(Dataset excerpts)
....................

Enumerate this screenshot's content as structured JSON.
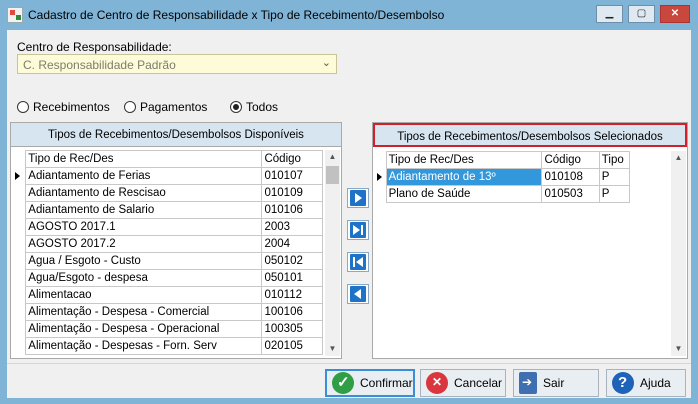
{
  "window": {
    "title": "Cadastro de Centro de Responsabilidade x Tipo de Recebimento/Desembolso",
    "controls": {
      "minimize": "▁",
      "maximize": "▢",
      "close": "✕"
    }
  },
  "responsabilidade": {
    "label": "Centro de Responsabilidade:",
    "value": "C. Responsabilidade Padrão"
  },
  "filter": {
    "options": [
      {
        "label": "Recebimentos",
        "checked": false
      },
      {
        "label": "Pagamentos",
        "checked": false
      },
      {
        "label": "Todos",
        "checked": true
      }
    ]
  },
  "disponiveis": {
    "header": "Tipos de Recebimentos/Desembolsos Disponíveis",
    "columns": [
      "Tipo de Rec/Des",
      "Código"
    ],
    "rows": [
      [
        "Adiantamento de Ferias",
        "010107"
      ],
      [
        "Adiantamento de Rescisao",
        "010109"
      ],
      [
        "Adiantamento de Salario",
        "010106"
      ],
      [
        "AGOSTO 2017.1",
        "2003"
      ],
      [
        "AGOSTO 2017.2",
        "2004"
      ],
      [
        "Agua / Esgoto - Custo",
        "050102"
      ],
      [
        "Agua/Esgoto - despesa",
        "050101"
      ],
      [
        "Alimentacao",
        "010112"
      ],
      [
        "Alimentação - Despesa - Comercial",
        "100106"
      ],
      [
        "Alimentação - Despesa - Operacional",
        "100305"
      ],
      [
        "Alimentação - Despesas - Forn. Serv",
        "020105"
      ]
    ]
  },
  "selecionados": {
    "header": "Tipos de Recebimentos/Desembolsos Selecionados",
    "columns": [
      "Tipo de Rec/Des",
      "Código",
      "Tipo"
    ],
    "rows": [
      [
        "Adiantamento de 13º",
        "010108",
        "P"
      ],
      [
        "Plano de Saúde",
        "010503",
        "P"
      ]
    ]
  },
  "buttons": {
    "confirmar": "Confirmar",
    "cancelar": "Cancelar",
    "sair": "Sair",
    "ajuda": "Ajuda"
  },
  "icons": {
    "scroll_up": "▲",
    "scroll_down": "▼",
    "dropdown": "⌄"
  }
}
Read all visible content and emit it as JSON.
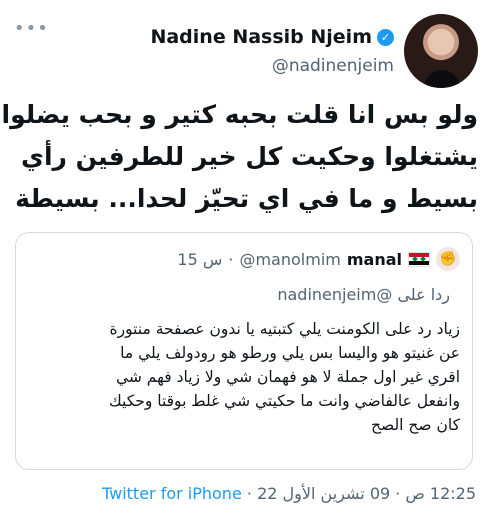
{
  "header": {
    "more_icon": "more-dots-icon",
    "display_name": "Nadine Nassib Njeim",
    "handle": "@nadinenjeim",
    "verified_icon": "verified-badge-icon",
    "accent": "#1d9bf0"
  },
  "tweet": {
    "lines": [
      "ولو بس انا قلت بحبه كتير و بحب يضلوا",
      "يشتغلوا وحكيت كل خير للطرفين رأي",
      "بسيط و ما في اي تحيّز لحدا... بسيطة"
    ]
  },
  "quote": {
    "author_name": "manal",
    "author_handle": "@manolmim",
    "separator": "·",
    "time": "15 س",
    "flag_icon": "syria-flag-icon",
    "reply_prefix": "ردا على",
    "reply_to": "@nadinenjeim",
    "lines": [
      "زياد رد على الكومنت يلي كتبتيه يا ندون عصفحة منتورة",
      "عن غنيتو هو واليسا بس يلي ورطو هو رودولف يلي ما",
      "اقري غير اول جملة لا هو فهمان شي ولا زياد فهم شي",
      "وانفعل عالفاضي وانت ما حكيتي شي غلط بوقتا وحكيك",
      "كان صح الصح"
    ]
  },
  "footer": {
    "time": "12:25 ص",
    "separator": "·",
    "date": "09 تشرين الأول 22",
    "source": "Twitter for iPhone"
  }
}
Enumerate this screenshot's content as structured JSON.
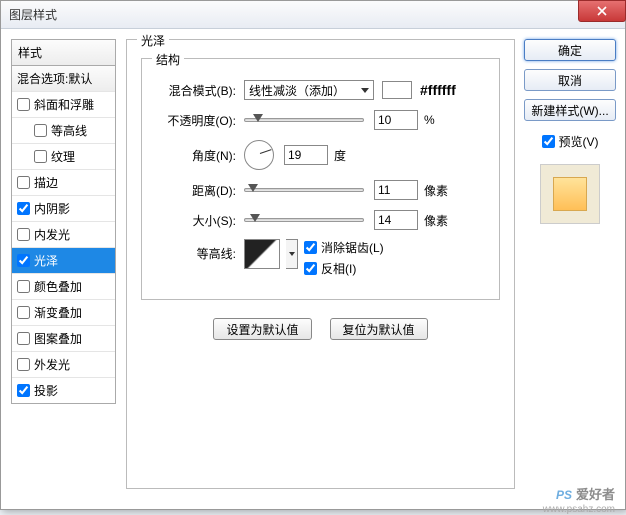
{
  "window": {
    "title": "图层样式"
  },
  "sidebar": {
    "header": "样式",
    "items": [
      {
        "label": "混合选项:默认",
        "type": "blend"
      },
      {
        "label": "斜面和浮雕",
        "checked": false,
        "indent": 0
      },
      {
        "label": "等高线",
        "checked": false,
        "indent": 1
      },
      {
        "label": "纹理",
        "checked": false,
        "indent": 1
      },
      {
        "label": "描边",
        "checked": false,
        "indent": 0
      },
      {
        "label": "内阴影",
        "checked": true,
        "indent": 0
      },
      {
        "label": "内发光",
        "checked": false,
        "indent": 0
      },
      {
        "label": "光泽",
        "checked": true,
        "indent": 0,
        "selected": true
      },
      {
        "label": "颜色叠加",
        "checked": false,
        "indent": 0
      },
      {
        "label": "渐变叠加",
        "checked": false,
        "indent": 0
      },
      {
        "label": "图案叠加",
        "checked": false,
        "indent": 0
      },
      {
        "label": "外发光",
        "checked": false,
        "indent": 0
      },
      {
        "label": "投影",
        "checked": true,
        "indent": 0
      }
    ]
  },
  "panel": {
    "title": "光泽",
    "group": "结构",
    "blend_label": "混合模式(B):",
    "blend_value": "线性减淡（添加）",
    "color_hex": "#ffffff",
    "opacity_label": "不透明度(O):",
    "opacity_value": "10",
    "opacity_unit": "%",
    "angle_label": "角度(N):",
    "angle_value": "19",
    "angle_unit": "度",
    "distance_label": "距离(D):",
    "distance_value": "11",
    "distance_unit": "像素",
    "size_label": "大小(S):",
    "size_value": "14",
    "size_unit": "像素",
    "contour_label": "等高线:",
    "antialias_label": "消除锯齿(L)",
    "invert_label": "反相(I)",
    "set_default": "设置为默认值",
    "reset_default": "复位为默认值"
  },
  "right": {
    "ok": "确定",
    "cancel": "取消",
    "new_style": "新建样式(W)...",
    "preview": "预览(V)"
  },
  "watermark": {
    "logo": "PS",
    "text": "爱好者",
    "url": "www.psahz.com"
  }
}
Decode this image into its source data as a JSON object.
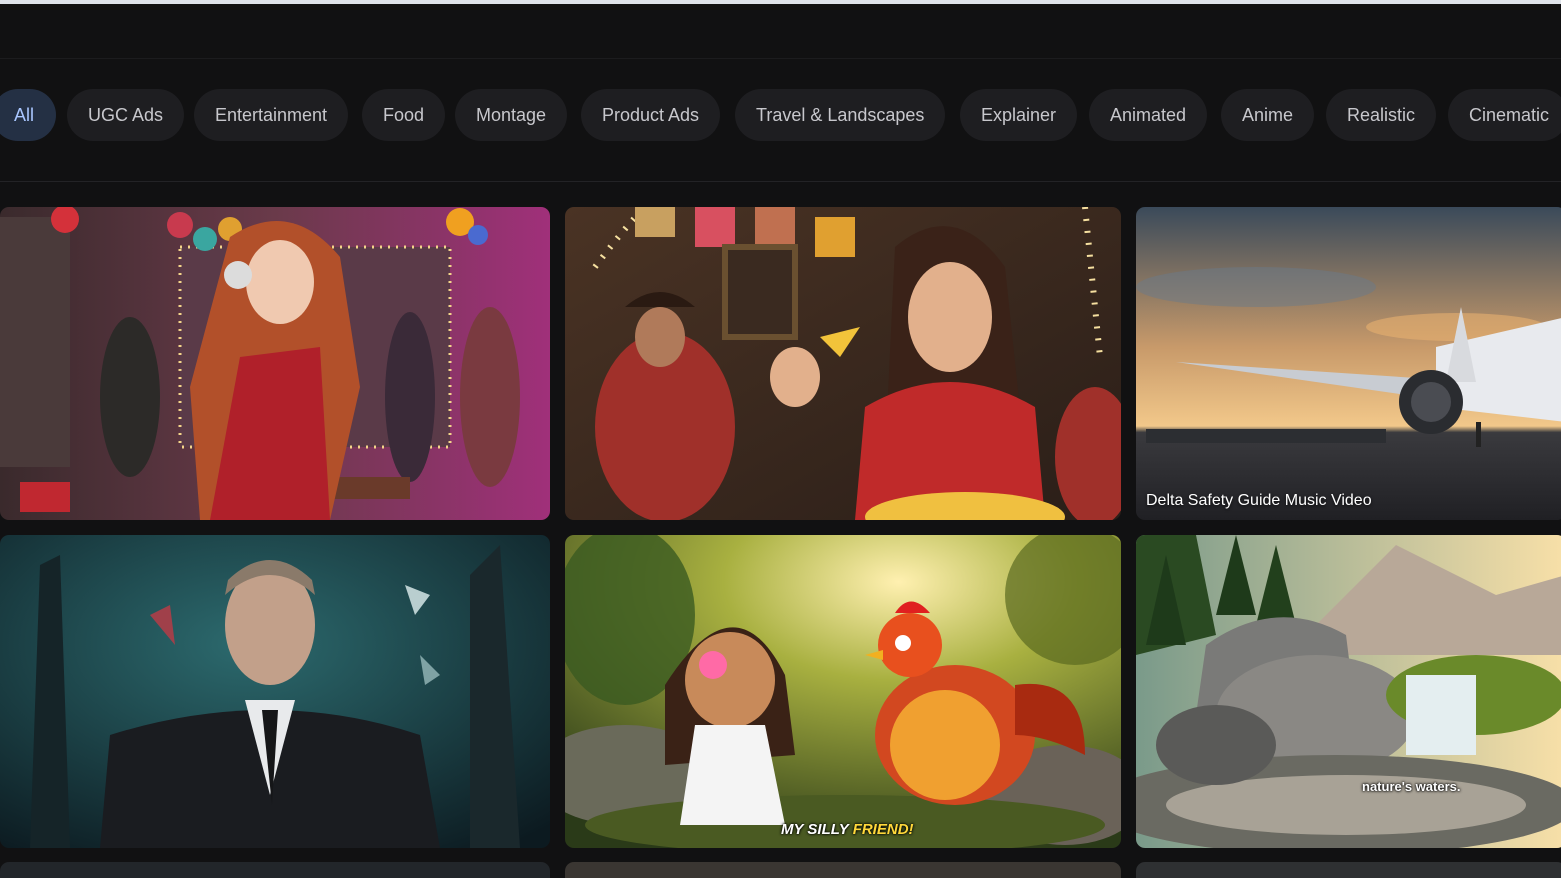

....................

Goal:
Using the listing above, gather each line that holds the string "Agua" and copy it.

Output for this task:
        "Agua / Esgoto - Custo",
        "Agua/Esgoto - despesa",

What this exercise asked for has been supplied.